▶ **TEXT EXCERPT**
-- Opening Marker --

- Native to: Germany
- Region: East Frisia
- Native speakers: 200,000 (2015) mainly adults
- Language family: Indo-European GermanicWest GermanicNorth Sea GermanicLow GermanLow SaxonNorthern Low SaxonFriso-SaxonEast Frisian Low Saxon; ; ; ; ; ; ; ;

Language codes
- ISO 639-2: frs
- ISO 639-3: frs
- Glottolog: east2288

= East Frisian Low Saxon =

West Low German dialect

East Frisian Low Saxon, also known as East Frisian Low German or simply (but ambiguously) East Frisian, is a Northern Low Saxon dialect spoken in the East Frisian peninsula of northwestern Lower Saxony.

East Frisian Low Saxon is not to be confused with the East Frisian language; the latter, spoken by about 2,000 individuals in the municipality of Saterland, is a Frisian language, while East Frisian Low Saxon is a dialect of the Low German language.

-- Closing Marker --

▶ **RECORD EXTRACTS**

-- Opening Marker --

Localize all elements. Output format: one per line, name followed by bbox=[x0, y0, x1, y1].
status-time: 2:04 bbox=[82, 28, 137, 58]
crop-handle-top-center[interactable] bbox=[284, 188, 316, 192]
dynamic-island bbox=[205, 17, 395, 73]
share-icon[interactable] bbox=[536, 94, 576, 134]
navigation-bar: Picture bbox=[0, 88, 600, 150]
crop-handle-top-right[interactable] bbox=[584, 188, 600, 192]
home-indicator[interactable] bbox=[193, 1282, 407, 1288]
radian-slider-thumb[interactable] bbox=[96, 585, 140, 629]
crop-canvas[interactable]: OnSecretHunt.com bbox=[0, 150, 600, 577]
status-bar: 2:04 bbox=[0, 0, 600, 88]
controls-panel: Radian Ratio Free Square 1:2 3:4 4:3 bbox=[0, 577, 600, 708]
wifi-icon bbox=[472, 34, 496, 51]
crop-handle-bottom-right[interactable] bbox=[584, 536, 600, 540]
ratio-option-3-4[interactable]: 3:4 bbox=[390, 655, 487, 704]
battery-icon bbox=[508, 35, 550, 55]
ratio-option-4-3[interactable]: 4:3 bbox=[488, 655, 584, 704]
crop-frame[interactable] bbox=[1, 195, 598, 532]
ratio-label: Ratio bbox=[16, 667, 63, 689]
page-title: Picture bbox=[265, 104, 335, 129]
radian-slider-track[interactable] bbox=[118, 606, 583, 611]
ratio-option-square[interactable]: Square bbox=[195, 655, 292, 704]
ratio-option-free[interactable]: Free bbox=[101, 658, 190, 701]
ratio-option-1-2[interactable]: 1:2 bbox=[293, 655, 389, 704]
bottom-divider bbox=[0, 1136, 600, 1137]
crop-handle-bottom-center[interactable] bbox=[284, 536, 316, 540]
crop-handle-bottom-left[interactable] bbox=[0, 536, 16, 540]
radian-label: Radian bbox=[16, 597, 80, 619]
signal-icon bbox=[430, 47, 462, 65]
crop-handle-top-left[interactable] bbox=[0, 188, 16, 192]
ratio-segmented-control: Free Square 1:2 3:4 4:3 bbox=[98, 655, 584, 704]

-- Closing Marker --

▶ **EXPLORE THE MATERIAL**
1. Answer these questions using the text on East Frisian Low Saxon:
(a) How many native speakers does East Frisian Low Saxon have, and for what year is that figure given?
(b) In which area is East Frisian Low Saxon spoken?
(c) About how many people speak the East Frisian language, and in which municipality?
2. Carry on the text on East Frisian Low Saxon from the point where it ends.

▶ **RESPONSES TO THE TASKS**
1.
(a) It has 200,000 native speakers, a figure given for 2015.
(b) It is spoken in the East Frisian peninsula of northwestern Lower Saxony.
(c) About 2,000 people speak it, in the municipality of Saterland.

2.
East Frisian Low Saxon remains in everyday use among segments of the coastal population in East Frisia, particularly among older generations and in rural communities. Estimates suggest that approximately half of the regional population retains some level of active usage, though both fluent speakers and passive comprehension are in decline due to sociolinguistic shifts and increasing dominance of Standard German.
There are several dialects in East Frisian Low Saxon, but there are two main groups of dialects. The dialects in the east, called Harlinger Platt, are strongly influenced by Northern Low Saxon of Oldenburg. The western dialects are closer to the Low Saxon Language spoken in the Dutch province of Groningen, Gronings.

East Frisian Low Saxon differs from other Northern Low Saxon dialects in several aspects, which are often linked to Frisian heritage. The language was originally spoken in East Frisia and Groningen was Frisian, so the current Low German dialects of East Frisia, as part of the dialects, build on a Frisian substrate which has led to a large amount of unique lexical, syntactic, and phonological items which differ from other Low Saxon variants. Some Old Frisian vocabulary is still in active speech today.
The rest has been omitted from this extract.